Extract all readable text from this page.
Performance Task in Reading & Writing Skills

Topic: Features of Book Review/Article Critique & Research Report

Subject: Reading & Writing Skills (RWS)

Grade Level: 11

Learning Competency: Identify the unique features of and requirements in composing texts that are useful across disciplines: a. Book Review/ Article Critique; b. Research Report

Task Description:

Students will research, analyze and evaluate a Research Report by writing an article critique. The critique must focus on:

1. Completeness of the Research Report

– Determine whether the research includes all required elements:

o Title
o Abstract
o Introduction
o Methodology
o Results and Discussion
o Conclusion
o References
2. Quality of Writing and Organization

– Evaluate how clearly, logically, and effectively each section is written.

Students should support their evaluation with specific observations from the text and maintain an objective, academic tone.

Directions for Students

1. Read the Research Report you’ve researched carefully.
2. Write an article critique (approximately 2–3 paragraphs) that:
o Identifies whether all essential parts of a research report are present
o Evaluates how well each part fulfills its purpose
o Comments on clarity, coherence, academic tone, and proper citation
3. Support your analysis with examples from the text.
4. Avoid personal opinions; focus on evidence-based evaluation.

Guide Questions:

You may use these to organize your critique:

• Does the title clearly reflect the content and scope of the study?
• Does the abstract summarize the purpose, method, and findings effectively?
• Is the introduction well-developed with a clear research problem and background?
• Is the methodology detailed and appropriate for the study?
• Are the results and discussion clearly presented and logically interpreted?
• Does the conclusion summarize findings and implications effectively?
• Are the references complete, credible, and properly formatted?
○ ○ ○
▸ What to produce:
Copy out each line of the records that holds the string "purpose".

▸ Task result:
o Evaluates how well each part fulfills its purpose
• Does the abstract summarize the purpose, method, and findings effectively?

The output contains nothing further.